- _What needs to be done_:
Leave out every picture, then output exactly the lines between the ones holding "Decode this image" and "Reverse-engineer this chart into JSON.", inclusive, and nothing beyond them.

- _Recorded information_:
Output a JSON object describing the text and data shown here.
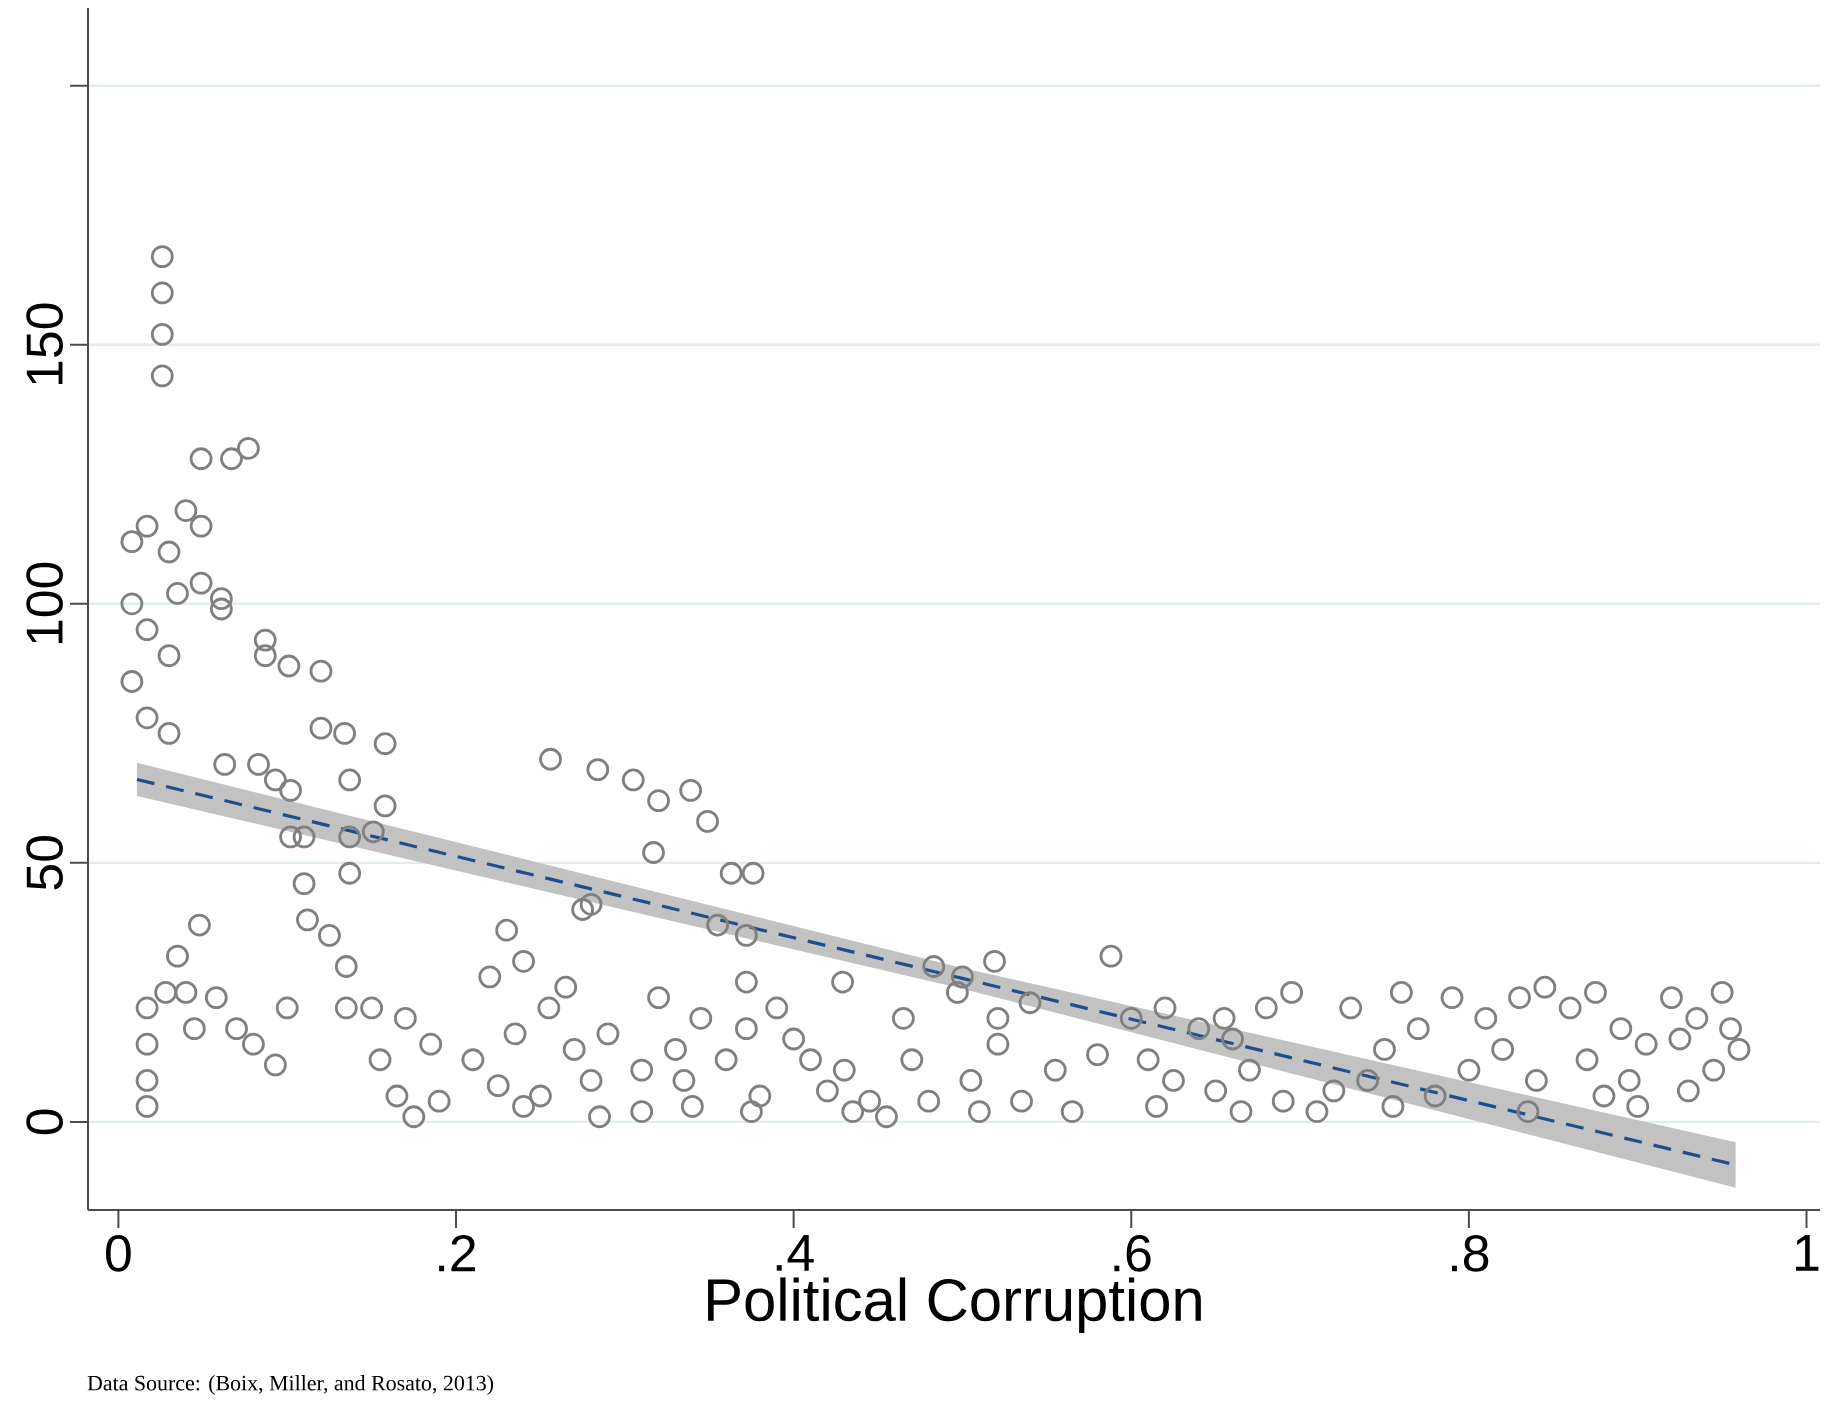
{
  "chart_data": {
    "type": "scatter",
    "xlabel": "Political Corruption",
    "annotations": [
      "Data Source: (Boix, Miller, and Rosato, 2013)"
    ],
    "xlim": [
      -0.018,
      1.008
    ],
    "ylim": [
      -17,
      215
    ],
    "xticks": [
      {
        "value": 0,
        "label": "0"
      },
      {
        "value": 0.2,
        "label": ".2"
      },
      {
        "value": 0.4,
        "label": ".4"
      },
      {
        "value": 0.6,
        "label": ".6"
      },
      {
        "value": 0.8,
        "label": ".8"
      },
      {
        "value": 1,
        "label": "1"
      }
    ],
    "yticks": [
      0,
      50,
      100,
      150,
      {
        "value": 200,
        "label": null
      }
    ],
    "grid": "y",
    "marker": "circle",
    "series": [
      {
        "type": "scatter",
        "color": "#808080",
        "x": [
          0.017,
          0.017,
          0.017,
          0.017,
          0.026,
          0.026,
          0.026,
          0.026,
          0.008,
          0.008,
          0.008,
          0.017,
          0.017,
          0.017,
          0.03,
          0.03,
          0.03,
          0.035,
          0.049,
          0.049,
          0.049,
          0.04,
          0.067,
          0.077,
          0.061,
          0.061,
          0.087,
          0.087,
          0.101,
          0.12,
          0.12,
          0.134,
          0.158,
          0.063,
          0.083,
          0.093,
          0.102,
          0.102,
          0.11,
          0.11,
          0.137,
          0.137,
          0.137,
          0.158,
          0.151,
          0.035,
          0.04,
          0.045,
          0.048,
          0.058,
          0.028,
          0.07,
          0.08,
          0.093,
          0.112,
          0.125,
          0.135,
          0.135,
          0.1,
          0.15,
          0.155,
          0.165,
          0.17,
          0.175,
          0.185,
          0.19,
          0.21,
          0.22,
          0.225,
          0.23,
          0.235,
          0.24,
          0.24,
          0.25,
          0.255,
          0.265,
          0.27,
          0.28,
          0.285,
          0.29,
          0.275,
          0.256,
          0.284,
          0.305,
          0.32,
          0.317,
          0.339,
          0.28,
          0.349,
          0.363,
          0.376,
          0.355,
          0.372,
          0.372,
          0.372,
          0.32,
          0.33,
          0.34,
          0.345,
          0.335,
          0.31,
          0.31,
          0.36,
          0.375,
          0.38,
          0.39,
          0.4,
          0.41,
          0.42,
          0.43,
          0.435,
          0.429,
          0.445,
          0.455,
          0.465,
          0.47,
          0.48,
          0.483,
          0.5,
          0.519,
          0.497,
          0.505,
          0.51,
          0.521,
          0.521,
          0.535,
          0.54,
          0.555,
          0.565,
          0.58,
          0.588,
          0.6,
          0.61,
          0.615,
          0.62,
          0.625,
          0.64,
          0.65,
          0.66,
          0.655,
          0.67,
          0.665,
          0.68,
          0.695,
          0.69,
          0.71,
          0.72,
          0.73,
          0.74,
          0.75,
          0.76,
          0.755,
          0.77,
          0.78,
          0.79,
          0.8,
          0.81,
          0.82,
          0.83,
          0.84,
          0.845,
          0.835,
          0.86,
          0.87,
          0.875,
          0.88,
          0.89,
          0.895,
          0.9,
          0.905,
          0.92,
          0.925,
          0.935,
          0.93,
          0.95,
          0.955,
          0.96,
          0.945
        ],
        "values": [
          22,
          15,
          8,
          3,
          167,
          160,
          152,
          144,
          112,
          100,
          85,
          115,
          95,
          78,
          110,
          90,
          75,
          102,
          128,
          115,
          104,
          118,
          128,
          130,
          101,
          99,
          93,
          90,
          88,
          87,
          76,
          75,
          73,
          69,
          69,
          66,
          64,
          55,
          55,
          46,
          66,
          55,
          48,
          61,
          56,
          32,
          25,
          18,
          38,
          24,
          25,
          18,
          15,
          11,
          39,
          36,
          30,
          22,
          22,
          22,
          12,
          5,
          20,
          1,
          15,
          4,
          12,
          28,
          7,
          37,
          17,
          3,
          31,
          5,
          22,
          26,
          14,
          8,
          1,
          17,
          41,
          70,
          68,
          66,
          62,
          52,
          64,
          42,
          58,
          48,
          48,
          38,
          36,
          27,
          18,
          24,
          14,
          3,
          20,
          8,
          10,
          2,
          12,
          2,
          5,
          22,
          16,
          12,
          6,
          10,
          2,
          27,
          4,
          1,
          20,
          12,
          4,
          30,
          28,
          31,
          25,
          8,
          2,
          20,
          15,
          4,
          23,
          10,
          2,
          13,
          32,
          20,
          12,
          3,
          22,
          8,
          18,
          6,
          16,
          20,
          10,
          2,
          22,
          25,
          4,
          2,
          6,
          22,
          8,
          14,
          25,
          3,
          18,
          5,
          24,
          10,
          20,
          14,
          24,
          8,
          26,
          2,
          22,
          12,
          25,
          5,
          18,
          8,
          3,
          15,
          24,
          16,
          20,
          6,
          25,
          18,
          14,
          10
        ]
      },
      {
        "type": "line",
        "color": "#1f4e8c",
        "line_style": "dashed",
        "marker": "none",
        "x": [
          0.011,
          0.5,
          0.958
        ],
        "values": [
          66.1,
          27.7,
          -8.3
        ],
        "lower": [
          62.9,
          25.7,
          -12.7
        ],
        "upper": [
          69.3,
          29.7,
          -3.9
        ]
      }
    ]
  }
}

==

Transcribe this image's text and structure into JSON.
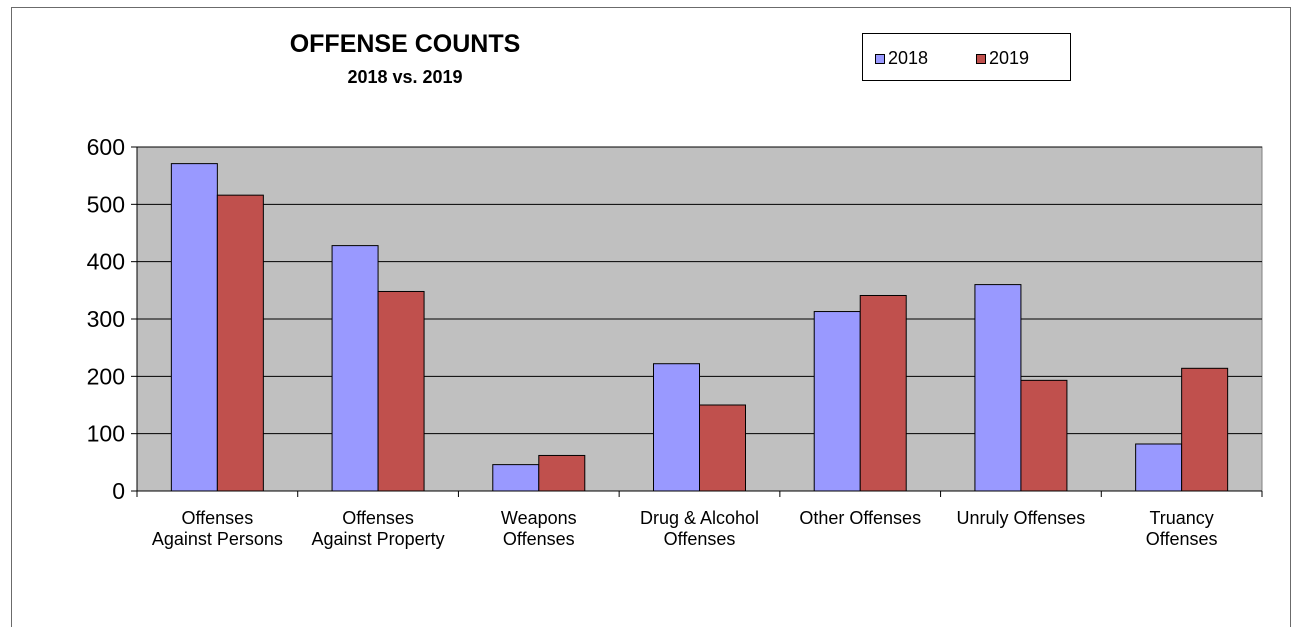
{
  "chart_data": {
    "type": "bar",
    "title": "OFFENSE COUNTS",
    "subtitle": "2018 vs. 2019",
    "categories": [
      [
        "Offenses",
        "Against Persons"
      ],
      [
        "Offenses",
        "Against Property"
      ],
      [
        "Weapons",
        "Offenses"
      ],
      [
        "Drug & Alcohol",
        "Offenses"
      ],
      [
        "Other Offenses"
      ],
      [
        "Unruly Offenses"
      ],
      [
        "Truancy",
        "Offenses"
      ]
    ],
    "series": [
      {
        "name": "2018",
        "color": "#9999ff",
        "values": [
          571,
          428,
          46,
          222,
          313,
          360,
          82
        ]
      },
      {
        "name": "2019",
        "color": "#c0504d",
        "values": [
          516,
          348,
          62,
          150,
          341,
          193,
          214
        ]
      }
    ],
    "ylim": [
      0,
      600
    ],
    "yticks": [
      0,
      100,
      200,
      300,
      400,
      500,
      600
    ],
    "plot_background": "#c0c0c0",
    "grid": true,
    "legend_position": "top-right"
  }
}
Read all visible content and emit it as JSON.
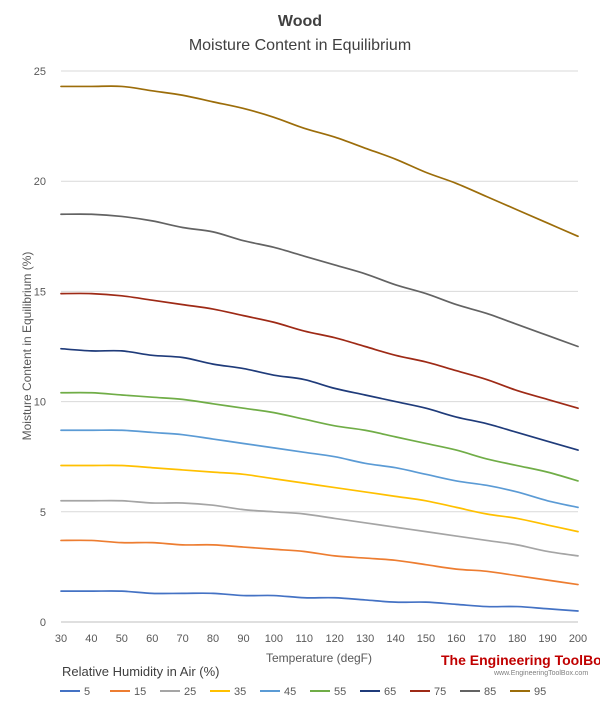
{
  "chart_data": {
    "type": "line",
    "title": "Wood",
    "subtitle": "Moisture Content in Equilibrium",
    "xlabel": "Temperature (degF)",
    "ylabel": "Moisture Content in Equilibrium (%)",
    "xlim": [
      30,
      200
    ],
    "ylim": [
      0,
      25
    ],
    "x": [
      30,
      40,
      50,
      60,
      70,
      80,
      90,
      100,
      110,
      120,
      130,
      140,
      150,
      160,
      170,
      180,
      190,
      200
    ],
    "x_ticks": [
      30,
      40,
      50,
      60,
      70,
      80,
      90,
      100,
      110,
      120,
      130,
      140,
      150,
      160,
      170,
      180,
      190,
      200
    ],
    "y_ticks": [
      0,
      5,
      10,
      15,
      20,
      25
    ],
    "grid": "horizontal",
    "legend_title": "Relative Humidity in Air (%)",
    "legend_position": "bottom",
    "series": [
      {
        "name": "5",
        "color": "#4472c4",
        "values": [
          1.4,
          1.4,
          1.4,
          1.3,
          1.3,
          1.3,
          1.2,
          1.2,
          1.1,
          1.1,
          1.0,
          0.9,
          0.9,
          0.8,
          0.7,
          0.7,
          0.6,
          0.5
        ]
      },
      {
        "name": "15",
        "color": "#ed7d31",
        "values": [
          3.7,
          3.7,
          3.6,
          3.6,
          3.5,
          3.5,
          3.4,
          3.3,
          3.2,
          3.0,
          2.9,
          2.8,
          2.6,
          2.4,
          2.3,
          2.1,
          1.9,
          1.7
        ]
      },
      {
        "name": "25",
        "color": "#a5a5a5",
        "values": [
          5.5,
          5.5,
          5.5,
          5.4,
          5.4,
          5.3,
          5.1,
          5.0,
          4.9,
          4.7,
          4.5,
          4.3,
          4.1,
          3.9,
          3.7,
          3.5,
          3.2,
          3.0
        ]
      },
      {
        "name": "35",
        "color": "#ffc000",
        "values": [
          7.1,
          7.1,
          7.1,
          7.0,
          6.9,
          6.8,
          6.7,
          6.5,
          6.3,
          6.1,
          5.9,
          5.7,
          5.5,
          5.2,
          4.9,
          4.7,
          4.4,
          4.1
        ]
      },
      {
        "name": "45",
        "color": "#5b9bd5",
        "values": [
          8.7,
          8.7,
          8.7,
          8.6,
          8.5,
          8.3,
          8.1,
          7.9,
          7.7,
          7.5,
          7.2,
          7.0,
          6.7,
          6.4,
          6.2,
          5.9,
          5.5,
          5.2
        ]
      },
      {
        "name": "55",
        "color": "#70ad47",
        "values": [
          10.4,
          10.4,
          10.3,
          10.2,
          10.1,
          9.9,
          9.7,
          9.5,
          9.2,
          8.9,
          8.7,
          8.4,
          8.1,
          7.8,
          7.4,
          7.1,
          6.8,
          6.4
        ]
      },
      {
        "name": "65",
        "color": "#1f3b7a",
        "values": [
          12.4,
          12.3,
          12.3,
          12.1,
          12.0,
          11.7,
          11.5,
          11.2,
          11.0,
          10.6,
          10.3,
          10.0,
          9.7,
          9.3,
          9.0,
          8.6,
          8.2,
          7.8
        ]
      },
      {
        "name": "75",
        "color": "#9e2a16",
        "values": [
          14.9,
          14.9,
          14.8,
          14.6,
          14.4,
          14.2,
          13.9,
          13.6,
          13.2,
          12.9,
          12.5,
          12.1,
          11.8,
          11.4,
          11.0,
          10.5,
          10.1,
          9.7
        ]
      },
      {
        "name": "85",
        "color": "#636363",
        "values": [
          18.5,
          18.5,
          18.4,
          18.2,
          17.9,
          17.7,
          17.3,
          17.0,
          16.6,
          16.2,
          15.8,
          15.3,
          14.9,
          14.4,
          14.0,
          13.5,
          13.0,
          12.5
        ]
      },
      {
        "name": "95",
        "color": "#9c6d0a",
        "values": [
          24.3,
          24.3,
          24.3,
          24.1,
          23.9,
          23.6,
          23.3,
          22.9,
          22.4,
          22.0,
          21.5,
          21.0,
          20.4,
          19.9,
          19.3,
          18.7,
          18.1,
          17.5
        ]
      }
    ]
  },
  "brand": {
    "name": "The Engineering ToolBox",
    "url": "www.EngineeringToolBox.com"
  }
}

---

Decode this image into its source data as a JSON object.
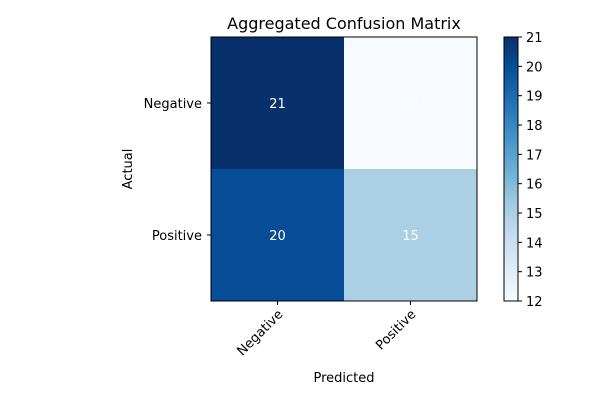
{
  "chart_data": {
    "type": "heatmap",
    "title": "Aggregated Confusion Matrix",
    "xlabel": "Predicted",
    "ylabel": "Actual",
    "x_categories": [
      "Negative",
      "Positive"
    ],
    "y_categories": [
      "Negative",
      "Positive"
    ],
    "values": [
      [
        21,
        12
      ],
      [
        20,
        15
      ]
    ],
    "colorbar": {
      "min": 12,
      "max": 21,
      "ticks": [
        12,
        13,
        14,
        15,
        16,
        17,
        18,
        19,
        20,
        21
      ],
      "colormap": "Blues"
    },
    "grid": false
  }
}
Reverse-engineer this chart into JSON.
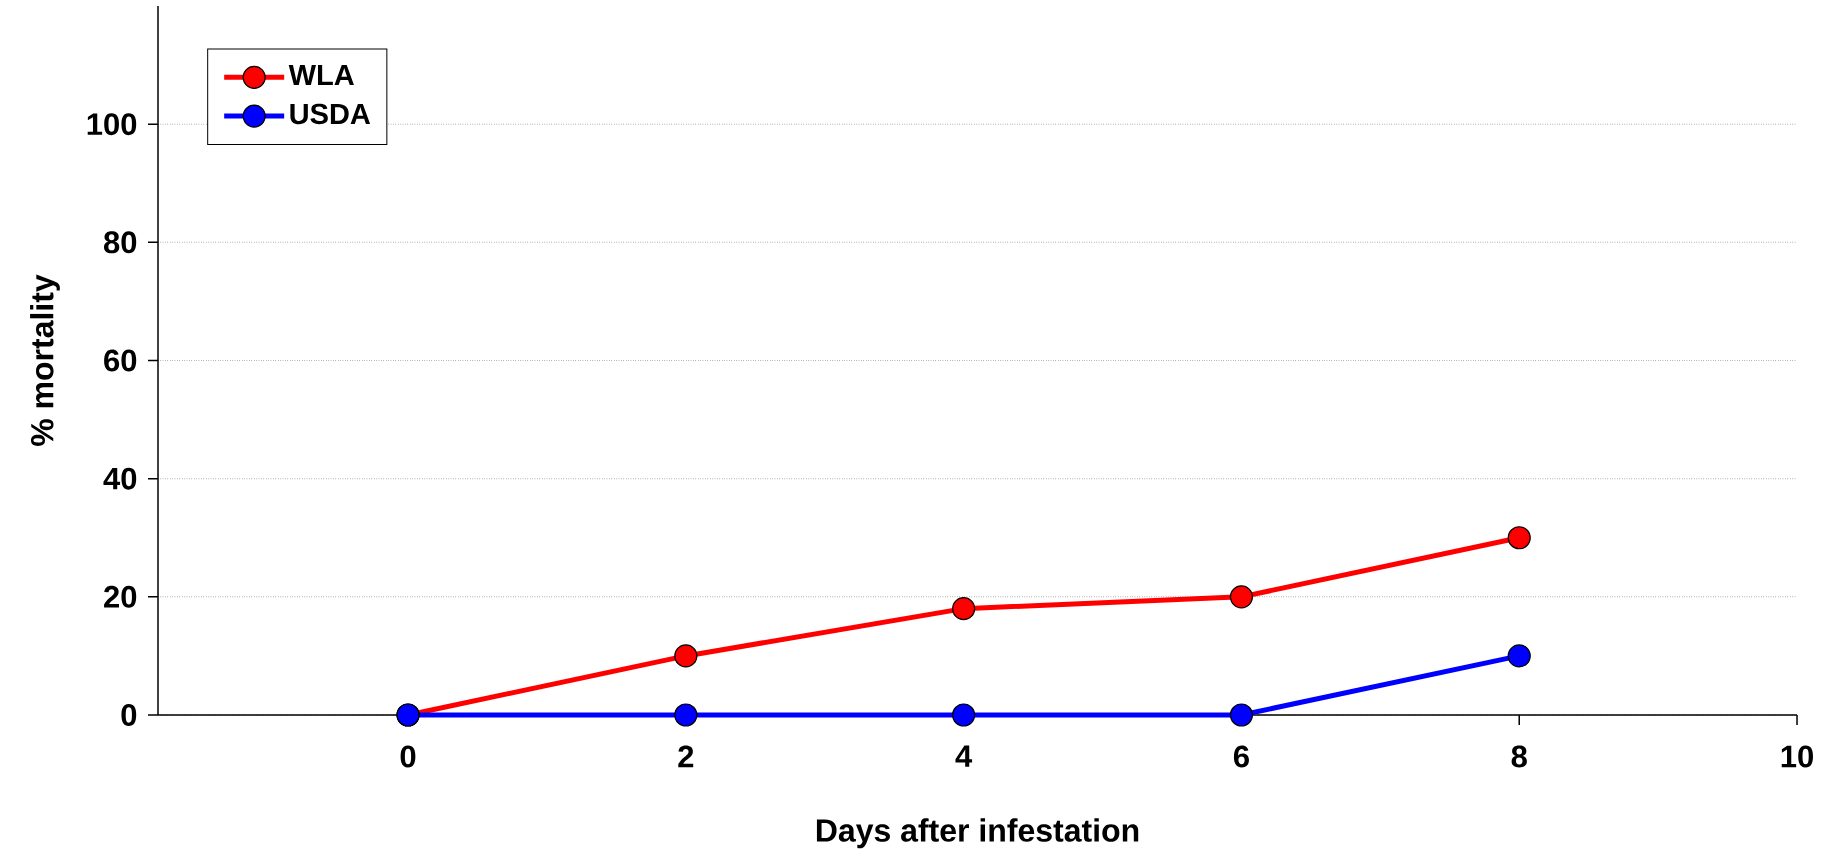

- _Output of the exercise_:
Decode this image into its source data as a JSON object.
{
  "chart_data": {
    "type": "heatmap",
    "title": "Aggregated Confusion Matrix",
    "xlabel": "Predicted",
    "ylabel": "Actual",
    "x_categories": [
      "Negative",
      "Positive"
    ],
    "y_categories": [
      "Negative",
      "Positive"
    ],
    "values": [
      [
        21,
        12
      ],
      [
        20,
        15
      ]
    ],
    "colorbar": {
      "min": 12,
      "max": 21,
      "ticks": [
        12,
        13,
        14,
        15,
        16,
        17,
        18,
        19,
        20,
        21
      ],
      "colormap": "Blues"
    },
    "grid": false
  }
}
Reverse-engineer this chart into JSON.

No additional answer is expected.